#### Поставленная задача 1:
Перепечатайте без изменений строки из записей: от их начала до строки с «cookie-icon [32,564,52,584]» включительно.

#### Выбранный текст:

Так мы росли, окруженные со всех сторон каменной стеной англичанок, гувернеров и учителей, и в этой обстановке родителям было легко следить за каждым нашим шагом и направлять нашу жизнь по-своему, тем более что сами они совершенно одинаково относились к нашему воспитанию и ни в чем еще не расходились.

Кроме некоторых уроков, которые папа взял на себя, он обращал особенное внимание на наше физическое развитие, на гимнастику и на всякие упражнения, развивающие смелость и самодеятельность.

Одно время он каждый день собирал нас в аллею, где была устроена гимнастика, и мы все, по очереди,

должны были проделывать всякие трудные упражнения на параллелях, трапеции и кольцах.

Самое трудное — это был прием на трапеции с пролезанием через спину, который назывался «Михаил Иванович».

Его могли делать папа и m-r Rey, для нас, мальчиков, он был труден, и мы долго добивались, пока он нам не удался; сначала Сереже, а потом с грехом пополам и мне.

Когда собирались идти гулять или ехать верхом, папа никогда не ждал тех, которые почему-либо опаздывали, а когда я отставал и плакал, он передразнивал меня: «Меня не подождали», а я ревел еще больше, злился— и все-таки догонял.

Слово «неженка» было у нас насмешкой, и не было ничего обиднее, чем когда папа называл кого-нибудь из нас «неженкой».

#### Поставленная задача 2:
Ответьте по выбранному тексту:
(а) На каких снарядах дети выполняли упражнения в аллее?
(б) Как назывался самый трудный прием на трапеции?
(в) Какое слово было у детей насмешкой?

#### Исходные данные:
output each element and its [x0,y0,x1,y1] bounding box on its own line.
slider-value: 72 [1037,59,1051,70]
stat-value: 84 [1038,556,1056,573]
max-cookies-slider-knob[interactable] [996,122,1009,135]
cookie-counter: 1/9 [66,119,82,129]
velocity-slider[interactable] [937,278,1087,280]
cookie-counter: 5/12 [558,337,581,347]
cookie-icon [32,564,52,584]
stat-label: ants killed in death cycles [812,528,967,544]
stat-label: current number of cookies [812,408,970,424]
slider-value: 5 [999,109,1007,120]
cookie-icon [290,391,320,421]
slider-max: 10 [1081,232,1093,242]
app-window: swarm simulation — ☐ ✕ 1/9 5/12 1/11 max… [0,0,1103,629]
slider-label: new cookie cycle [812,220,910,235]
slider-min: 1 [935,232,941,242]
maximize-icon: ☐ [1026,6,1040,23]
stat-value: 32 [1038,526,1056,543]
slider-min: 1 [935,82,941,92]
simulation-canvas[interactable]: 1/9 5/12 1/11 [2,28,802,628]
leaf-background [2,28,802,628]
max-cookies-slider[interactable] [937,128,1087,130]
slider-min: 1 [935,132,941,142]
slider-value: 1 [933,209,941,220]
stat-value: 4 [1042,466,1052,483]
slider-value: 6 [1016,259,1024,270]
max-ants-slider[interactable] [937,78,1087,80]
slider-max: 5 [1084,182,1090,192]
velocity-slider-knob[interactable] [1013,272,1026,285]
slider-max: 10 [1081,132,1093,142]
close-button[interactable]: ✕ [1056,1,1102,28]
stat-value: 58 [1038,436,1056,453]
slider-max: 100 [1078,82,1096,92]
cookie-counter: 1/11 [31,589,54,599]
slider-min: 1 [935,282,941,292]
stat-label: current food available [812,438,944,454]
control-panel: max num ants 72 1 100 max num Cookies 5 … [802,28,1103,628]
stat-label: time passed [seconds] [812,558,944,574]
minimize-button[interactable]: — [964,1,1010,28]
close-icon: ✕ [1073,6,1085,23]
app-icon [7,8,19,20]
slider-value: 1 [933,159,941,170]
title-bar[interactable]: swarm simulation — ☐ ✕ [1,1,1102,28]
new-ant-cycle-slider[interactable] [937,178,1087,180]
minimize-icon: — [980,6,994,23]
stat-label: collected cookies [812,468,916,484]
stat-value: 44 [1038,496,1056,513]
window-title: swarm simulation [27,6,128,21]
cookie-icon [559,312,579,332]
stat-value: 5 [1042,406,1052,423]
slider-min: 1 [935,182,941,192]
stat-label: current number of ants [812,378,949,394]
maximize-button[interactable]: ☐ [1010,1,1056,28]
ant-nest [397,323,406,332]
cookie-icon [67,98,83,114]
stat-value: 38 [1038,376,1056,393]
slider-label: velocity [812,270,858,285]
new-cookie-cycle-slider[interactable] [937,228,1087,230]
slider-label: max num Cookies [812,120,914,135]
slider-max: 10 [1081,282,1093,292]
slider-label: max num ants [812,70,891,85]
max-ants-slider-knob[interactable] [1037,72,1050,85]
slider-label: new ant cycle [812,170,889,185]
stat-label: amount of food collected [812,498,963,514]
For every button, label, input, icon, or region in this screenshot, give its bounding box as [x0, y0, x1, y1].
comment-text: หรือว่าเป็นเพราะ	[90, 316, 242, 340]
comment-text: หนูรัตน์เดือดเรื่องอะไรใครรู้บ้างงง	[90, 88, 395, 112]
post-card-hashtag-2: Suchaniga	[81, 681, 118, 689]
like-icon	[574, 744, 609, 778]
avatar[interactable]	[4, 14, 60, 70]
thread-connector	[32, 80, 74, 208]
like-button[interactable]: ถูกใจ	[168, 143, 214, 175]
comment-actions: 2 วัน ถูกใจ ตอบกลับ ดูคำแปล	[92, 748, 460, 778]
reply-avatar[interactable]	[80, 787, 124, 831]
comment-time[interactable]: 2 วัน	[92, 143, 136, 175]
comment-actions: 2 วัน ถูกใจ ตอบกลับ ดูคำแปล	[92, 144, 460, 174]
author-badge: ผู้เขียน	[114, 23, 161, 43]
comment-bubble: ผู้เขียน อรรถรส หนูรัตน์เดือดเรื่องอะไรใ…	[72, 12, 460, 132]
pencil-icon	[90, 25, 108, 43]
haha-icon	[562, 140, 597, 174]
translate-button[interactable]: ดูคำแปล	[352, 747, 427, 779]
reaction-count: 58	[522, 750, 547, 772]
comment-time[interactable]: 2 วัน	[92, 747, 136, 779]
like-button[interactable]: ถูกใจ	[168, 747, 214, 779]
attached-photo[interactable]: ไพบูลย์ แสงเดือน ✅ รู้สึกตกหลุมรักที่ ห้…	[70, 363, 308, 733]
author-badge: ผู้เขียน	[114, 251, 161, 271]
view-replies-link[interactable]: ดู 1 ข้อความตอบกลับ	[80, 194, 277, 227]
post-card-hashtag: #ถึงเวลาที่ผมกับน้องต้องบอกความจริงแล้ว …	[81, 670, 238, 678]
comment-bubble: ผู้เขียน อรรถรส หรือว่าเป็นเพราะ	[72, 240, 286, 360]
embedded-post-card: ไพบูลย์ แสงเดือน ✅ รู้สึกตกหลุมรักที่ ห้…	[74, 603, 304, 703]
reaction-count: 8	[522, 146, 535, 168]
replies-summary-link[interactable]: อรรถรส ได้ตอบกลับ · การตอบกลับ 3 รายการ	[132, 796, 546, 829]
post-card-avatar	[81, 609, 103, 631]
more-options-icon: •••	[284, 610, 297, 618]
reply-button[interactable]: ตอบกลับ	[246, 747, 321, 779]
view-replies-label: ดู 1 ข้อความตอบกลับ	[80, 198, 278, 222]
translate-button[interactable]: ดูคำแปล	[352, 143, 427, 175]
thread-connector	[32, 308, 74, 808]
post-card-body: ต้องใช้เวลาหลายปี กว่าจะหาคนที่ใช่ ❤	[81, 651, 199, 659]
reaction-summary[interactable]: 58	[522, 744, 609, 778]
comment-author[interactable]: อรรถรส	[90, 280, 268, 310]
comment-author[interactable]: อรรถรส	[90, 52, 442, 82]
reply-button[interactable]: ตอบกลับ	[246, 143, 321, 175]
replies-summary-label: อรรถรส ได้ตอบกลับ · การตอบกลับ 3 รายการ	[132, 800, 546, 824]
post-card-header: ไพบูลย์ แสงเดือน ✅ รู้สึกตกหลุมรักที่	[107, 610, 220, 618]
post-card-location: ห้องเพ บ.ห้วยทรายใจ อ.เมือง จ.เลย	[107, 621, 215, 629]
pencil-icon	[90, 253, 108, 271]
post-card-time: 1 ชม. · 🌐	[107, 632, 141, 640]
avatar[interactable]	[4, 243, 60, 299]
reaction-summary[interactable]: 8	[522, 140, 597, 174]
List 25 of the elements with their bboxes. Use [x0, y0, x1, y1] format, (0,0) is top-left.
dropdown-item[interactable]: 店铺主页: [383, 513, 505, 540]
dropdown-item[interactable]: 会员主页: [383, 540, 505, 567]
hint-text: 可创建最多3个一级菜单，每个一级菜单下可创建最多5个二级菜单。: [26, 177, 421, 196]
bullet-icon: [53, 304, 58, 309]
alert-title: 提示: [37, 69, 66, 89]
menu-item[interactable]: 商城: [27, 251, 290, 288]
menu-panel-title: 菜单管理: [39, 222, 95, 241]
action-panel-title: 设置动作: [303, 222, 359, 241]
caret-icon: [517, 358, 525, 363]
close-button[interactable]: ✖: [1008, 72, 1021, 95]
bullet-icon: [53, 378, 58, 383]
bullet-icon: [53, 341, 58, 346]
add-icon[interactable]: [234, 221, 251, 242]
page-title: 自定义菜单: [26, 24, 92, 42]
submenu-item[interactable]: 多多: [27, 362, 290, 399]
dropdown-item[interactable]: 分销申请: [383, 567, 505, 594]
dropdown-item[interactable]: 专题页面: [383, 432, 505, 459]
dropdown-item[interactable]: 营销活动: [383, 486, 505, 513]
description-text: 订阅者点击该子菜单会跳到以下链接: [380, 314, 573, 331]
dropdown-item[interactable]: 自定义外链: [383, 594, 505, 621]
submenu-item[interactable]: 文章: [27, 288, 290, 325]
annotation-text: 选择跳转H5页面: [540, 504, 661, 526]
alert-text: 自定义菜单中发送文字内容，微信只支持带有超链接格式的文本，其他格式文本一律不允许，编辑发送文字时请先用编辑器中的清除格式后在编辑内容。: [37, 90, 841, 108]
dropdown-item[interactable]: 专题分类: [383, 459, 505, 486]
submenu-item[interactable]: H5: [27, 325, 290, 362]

#### Полный ответ 1:
output each element and its [x0,y0,x1,y1] bounding box on its own line.
slider-value: 72 [1037,59,1051,70]
stat-value: 84 [1038,556,1056,573]
max-cookies-slider-knob[interactable] [996,122,1009,135]
cookie-counter: 1/9 [66,119,82,129]
velocity-slider[interactable] [937,278,1087,280]
cookie-counter: 5/12 [558,337,581,347]
cookie-icon [32,564,52,584]

#### Полный ответ 2:
(а) На параллелях, трапеции и кольцах.
(б) «Михаил Иванович».
(в) «Неженка».